# Estratto del documento:
>>>>>

11 Mise anche a fil di spada tutte le persone che vi si trovavano, votandole allo sterminio; non vi restò anima viva, e dette Hatsor alle fiamme.
Zij sloegen alle levende wezens, die erin waren, met de ban, en joegen ze over de kling, zodat geen levend wezen ontkwam; Chasor zelf stak hij in brand.
12 Giosuè prese pure tutte le città di quei re e tutti i loro re, e li mise a fil di spada e li votò allo sterminio, come aveva ordinato Mosè, servo dell’Eterno.
Verder maakte Josuë zich meester van alle steden dier koningen en van die koningen zelf; hij sloeg ze met de ban, en joeg ze over de kling, zoals Moses, de dienaar van Jahweh, bevolen had.
13 Ma Israele non arse alcuna delle città poste in collina, salvo Hatsor, la sola che Giosuè incendiasse.
Doch de steden, die op de heuvels lagen, staken de Israëlieten niet in brand, behalve dan Chasor, dat Josuë had laten verbranden.
14 E i figliuoli d’Israele si tennero per sé tutto il bottino di quelle città e il bestiame, ma misero a fil di spada tutti gli uomini fino al loro completo sterminio, senza lasciare anima viva.
Maar heel de have en het vee van die steden maakten de Israëlieten buit; alle mensen echter, tot den laatsten man toe, joegen ze over de kling, en geen levend wezen lieten ze achter.
15 Come l’Eterno avea comandato a Mosè suo servo, così Mosè ordinò a Giosuè, e così fece Giosuè, il quale non trascurò alcuno degli ordini che l’Eterno avea dato a Mosè.
Wat Jahweh aan zijn dienaar Moses had bevolen, heeft Moses aan Josuë gelast, en Josuë bracht het ten uitvoer; hij deed stipt, wat Jahweh aan Moses had voorgeschreven.

<<<<<

# Estratti dei dati:
>>>>>

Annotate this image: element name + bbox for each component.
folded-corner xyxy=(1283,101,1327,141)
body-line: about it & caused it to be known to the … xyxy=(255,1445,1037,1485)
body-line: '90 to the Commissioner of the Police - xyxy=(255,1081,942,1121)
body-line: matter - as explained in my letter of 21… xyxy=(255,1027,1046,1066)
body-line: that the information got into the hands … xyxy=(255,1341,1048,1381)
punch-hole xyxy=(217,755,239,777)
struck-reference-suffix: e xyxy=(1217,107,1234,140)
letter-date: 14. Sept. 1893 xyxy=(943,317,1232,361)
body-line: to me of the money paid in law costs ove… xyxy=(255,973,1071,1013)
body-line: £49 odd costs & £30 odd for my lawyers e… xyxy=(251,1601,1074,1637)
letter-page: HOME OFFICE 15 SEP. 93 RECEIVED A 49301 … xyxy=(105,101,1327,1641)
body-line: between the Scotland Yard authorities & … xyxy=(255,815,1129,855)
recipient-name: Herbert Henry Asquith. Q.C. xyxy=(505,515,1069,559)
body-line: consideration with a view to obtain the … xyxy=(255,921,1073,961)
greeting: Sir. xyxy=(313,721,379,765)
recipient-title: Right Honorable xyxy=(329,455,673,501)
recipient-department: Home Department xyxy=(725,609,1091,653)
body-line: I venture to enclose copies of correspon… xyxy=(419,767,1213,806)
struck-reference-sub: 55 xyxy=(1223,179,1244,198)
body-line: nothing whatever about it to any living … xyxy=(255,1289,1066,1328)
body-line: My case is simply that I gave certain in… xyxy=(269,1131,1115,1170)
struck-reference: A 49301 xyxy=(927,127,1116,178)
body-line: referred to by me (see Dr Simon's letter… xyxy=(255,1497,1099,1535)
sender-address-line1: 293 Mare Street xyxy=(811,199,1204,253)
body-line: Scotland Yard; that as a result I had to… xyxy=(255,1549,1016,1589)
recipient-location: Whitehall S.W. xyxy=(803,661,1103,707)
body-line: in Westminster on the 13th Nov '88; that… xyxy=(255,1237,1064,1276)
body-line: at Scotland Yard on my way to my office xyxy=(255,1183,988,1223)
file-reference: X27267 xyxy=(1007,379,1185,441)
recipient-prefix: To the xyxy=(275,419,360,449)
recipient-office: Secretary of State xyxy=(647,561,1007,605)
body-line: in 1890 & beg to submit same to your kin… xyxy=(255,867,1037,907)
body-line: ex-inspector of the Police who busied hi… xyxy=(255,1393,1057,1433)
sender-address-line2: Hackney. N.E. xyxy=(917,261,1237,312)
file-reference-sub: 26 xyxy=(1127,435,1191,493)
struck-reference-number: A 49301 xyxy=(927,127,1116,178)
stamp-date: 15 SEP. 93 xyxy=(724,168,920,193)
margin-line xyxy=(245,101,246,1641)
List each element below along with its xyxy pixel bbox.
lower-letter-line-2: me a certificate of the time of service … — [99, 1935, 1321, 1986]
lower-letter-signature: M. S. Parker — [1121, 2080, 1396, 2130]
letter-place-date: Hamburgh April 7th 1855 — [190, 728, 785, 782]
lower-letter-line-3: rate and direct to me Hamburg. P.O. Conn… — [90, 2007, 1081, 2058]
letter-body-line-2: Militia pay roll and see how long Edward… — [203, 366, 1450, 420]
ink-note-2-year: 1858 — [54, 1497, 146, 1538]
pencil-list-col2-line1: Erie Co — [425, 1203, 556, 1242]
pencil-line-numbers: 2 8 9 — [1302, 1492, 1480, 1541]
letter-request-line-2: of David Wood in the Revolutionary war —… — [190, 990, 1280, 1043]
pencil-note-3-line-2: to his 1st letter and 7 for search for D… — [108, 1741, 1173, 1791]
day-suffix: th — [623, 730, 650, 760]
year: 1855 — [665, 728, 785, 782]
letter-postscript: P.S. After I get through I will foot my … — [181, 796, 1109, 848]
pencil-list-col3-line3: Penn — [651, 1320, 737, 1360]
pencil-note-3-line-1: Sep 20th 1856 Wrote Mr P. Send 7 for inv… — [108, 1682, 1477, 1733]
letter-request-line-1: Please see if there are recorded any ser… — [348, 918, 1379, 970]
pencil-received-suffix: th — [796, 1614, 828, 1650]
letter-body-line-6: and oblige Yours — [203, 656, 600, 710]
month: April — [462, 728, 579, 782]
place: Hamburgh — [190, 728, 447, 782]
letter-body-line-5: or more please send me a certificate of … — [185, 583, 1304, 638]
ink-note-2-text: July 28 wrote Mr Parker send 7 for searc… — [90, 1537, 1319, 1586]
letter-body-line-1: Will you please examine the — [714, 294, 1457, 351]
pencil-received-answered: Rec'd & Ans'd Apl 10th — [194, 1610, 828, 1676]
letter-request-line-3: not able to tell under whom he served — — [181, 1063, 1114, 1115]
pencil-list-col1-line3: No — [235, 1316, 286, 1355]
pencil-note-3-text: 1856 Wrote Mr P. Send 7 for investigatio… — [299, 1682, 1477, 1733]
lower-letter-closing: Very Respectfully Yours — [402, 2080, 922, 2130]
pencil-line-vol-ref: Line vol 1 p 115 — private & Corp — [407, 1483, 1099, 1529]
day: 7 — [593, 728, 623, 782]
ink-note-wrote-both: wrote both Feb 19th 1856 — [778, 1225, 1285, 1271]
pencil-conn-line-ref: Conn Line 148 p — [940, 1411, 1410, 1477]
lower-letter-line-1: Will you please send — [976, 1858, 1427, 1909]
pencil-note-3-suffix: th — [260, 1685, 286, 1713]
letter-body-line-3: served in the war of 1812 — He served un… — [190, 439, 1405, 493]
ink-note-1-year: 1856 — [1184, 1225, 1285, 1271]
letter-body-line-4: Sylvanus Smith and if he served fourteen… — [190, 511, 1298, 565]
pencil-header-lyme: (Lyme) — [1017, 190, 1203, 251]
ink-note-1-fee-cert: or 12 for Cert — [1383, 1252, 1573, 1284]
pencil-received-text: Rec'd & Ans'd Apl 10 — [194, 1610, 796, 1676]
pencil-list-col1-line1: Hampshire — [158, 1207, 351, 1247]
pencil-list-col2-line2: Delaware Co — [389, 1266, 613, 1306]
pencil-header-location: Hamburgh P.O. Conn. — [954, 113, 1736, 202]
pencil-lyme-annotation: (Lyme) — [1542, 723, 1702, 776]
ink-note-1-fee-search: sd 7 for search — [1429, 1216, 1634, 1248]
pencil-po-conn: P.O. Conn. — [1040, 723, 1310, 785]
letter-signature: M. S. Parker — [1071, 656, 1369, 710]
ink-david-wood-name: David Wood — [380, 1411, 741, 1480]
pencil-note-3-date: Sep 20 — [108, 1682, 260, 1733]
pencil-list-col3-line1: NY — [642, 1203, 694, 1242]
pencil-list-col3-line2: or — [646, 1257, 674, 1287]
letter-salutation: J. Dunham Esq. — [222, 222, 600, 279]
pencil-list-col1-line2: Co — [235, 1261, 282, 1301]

<<<<<

# Compito 1:
Nel brano su Giosuè, sostituisca "bestiame" con "gregge" e riporti il tratto che va da "Doch de steden, die" fino a "lasciare anima viva.".
# Compito 2:
Risponda alle seguenti domande sul brano su Giosuè.
(a) Quale fu l'unica città che Giosuè incendiò?
(b) Che cosa tennero per sé i figliuoli d'Israele?
(c) In base a quali ordini Giosuè votò allo sterminio le città di quei re?

# Soluzione scritta 1:
Doch de steden, die op de heuvels lagen, staken de Israëlieten niet in brand, behalve dan Chasor, dat Josuë had laten verbranden.
14 E i figliuoli d’Israele si tennero per sé tutto il bottino di quelle città e il gregge, ma misero a fil di spada tutti gli uomini fino al loro completo sterminio, senza lasciare anima viva.

# Soluzione scritta 2:
(a) Hatsor.
(b) Tutto il bottino di quelle città e il bestiame.
(c) Secondo gli ordini di Mosè, servo dell'Eterno.